**PROBLEM DETAILS**
Will you print the material below without altering a single character?

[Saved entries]

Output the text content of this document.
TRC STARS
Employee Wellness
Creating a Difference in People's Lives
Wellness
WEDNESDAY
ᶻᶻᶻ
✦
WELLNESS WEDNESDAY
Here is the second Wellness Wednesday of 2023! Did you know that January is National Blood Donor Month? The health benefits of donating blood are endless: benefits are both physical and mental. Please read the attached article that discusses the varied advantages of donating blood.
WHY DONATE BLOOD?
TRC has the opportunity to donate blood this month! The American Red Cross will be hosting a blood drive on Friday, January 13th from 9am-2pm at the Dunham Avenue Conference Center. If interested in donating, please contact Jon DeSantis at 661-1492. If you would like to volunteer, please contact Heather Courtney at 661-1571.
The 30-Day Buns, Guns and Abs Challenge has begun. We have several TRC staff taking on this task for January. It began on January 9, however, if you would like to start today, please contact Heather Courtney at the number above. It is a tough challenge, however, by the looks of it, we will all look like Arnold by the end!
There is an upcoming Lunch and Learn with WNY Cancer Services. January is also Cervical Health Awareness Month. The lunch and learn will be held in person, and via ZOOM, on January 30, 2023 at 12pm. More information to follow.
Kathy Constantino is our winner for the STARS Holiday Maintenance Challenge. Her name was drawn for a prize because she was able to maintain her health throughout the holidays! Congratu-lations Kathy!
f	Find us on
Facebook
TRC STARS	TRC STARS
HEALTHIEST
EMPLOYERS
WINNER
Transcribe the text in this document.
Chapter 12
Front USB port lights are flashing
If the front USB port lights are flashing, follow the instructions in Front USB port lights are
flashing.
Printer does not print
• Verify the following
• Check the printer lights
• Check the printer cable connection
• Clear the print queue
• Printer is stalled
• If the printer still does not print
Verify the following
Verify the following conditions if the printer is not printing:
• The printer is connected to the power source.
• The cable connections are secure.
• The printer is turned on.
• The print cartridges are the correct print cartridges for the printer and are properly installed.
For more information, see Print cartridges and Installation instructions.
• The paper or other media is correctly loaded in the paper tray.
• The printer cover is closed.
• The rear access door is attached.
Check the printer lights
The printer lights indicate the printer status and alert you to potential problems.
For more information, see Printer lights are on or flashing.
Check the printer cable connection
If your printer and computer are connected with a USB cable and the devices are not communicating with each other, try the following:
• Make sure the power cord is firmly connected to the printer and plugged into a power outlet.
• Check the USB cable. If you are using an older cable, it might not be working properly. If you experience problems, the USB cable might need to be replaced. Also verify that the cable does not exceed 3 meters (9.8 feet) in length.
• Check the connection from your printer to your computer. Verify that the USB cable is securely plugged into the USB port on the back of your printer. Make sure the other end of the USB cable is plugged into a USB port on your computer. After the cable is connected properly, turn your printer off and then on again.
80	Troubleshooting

**SOLUTION FOR THIS TASK**
Output the text content of this document.
TRC STARS
Employee Wellness
Creating a Difference in People's Lives
Wellness
WEDNESDAY
ᶻᶻᶻ
✦
WELLNESS WEDNESDAY
Here is the second Wellness Wednesday of 2023! Did you know that January is National Blood Donor Month? The health benefits of donating blood are endless: benefits are both physical and mental. Please read the attached article that discusses the varied advantages of donating blood.
WHY DONATE BLOOD?
TRC has the opportunity to donate blood this month! The American Red Cross will be hosting a blood drive on Friday, January 13th from 9am-2pm at the Dunham Avenue Conference Center. If interested in donating, please contact Jon DeSantis at 661-1492. If you would like to volunteer, please contact Heather Courtney at 661-1571.
The 30-Day Buns, Guns and Abs Challenge has begun. We have several TRC staff taking on this task for January. It began on January 9, however, if you would like to start today, please contact Heather Courtney at the number above. It is a tough challenge, however, by the looks of it, we will all look like Arnold by the end!
There is an upcoming Lunch and Learn with WNY Cancer Services. January is also Cervical Health Awareness Month. The lunch and learn will be held in person, and via ZOOM, on January 30, 2023 at 12pm. More information to follow.
Kathy Constantino is our winner for the STARS Holiday Maintenance Challenge. Her name was drawn for a prize because she was able to maintain her health throughout the holidays! Congratu-lations Kathy!
f	Find us on
Facebook
TRC STARS	TRC STARS
HEALTHIEST
EMPLOYERS
WINNER
Transcribe the text in this document.
Chapter 12
Front USB port lights are flashing
If the front USB port lights are flashing, follow the instructions in Front USB port lights are
flashing.
Printer does not print
• Verify the following
• Check the printer lights
• Check the printer cable connection
• Clear the print queue
• Printer is stalled
• If the printer still does not print
Verify the following
Verify the following conditions if the printer is not printing:
• The printer is connected to the power source.
• The cable connections are secure.
• The printer is turned on.
• The print cartridges are the correct print cartridges for the printer and are properly installed.
For more information, see Print cartridges and Installation instructions.
• The paper or other media is correctly loaded in the paper tray.
• The printer cover is closed.
• The rear access door is attached.
Check the printer lights
The printer lights indicate the printer status and alert you to potential problems.
For more information, see Printer lights are on or flashing.
Check the printer cable connection
If your printer and computer are connected with a USB cable and the devices are not communicating with each other, try the following:
• Make sure the power cord is firmly connected to the printer and plugged into a power outlet.
• Check the USB cable. If you are using an older cable, it might not be working properly. If you experience problems, the USB cable might need to be replaced. Also verify that the cable does not exceed 3 meters (9.8 feet) in length.
• Check the connection from your printer to your computer. Verify that the USB cable is securely plugged into the USB port on the back of your printer. Make sure the other end of the USB cable is plugged into a USB port on your computer. After the cable is connected properly, turn your printer off and then on again.
80	Troubleshooting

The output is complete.